§ **THE PROBLEM**: Track down every line below that holds "School" and copy it.
- - - -
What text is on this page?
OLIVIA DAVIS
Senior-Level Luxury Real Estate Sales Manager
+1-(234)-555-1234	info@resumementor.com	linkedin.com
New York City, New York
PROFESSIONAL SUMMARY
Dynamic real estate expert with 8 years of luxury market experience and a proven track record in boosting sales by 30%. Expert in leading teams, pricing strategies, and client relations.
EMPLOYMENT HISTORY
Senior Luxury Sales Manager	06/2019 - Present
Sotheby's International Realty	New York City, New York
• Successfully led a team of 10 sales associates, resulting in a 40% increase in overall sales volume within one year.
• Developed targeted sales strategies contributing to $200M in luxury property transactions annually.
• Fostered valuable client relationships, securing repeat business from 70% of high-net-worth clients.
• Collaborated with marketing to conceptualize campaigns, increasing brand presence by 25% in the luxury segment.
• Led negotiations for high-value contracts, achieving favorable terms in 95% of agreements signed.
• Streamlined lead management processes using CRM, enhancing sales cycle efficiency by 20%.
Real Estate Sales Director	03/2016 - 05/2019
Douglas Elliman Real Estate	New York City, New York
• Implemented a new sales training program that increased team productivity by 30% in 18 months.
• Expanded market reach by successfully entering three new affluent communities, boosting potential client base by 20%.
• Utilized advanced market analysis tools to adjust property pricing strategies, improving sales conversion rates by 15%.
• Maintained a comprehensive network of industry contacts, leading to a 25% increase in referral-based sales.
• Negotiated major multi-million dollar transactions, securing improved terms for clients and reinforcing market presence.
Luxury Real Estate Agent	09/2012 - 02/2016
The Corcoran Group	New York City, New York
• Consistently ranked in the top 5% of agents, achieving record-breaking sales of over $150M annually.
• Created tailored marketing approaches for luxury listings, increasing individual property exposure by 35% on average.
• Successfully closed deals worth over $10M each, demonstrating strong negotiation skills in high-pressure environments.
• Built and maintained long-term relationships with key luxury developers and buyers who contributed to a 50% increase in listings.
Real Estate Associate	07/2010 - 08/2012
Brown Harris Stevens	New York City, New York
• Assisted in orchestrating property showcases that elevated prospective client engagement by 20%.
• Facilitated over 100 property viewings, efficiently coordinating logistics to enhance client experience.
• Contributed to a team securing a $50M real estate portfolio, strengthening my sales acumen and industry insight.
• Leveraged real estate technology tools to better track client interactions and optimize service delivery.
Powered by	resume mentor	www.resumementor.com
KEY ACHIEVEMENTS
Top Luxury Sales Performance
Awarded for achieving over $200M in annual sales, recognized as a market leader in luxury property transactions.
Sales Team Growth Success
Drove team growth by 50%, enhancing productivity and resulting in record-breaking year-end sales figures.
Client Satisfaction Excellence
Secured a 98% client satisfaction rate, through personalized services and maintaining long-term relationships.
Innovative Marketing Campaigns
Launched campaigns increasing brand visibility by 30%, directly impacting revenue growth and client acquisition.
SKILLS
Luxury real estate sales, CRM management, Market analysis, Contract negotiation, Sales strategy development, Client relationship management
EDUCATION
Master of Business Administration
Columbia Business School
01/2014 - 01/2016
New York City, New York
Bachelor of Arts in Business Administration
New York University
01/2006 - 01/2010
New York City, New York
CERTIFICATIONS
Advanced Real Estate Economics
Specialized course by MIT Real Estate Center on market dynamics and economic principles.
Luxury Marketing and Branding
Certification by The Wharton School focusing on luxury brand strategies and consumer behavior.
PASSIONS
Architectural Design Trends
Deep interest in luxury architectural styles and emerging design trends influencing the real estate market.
- - - -
§ **RESPONSE TO THE TASK**:
Columbia Business School
Certification by The Wharton School focusing on luxury brand strategies and consumer behavior.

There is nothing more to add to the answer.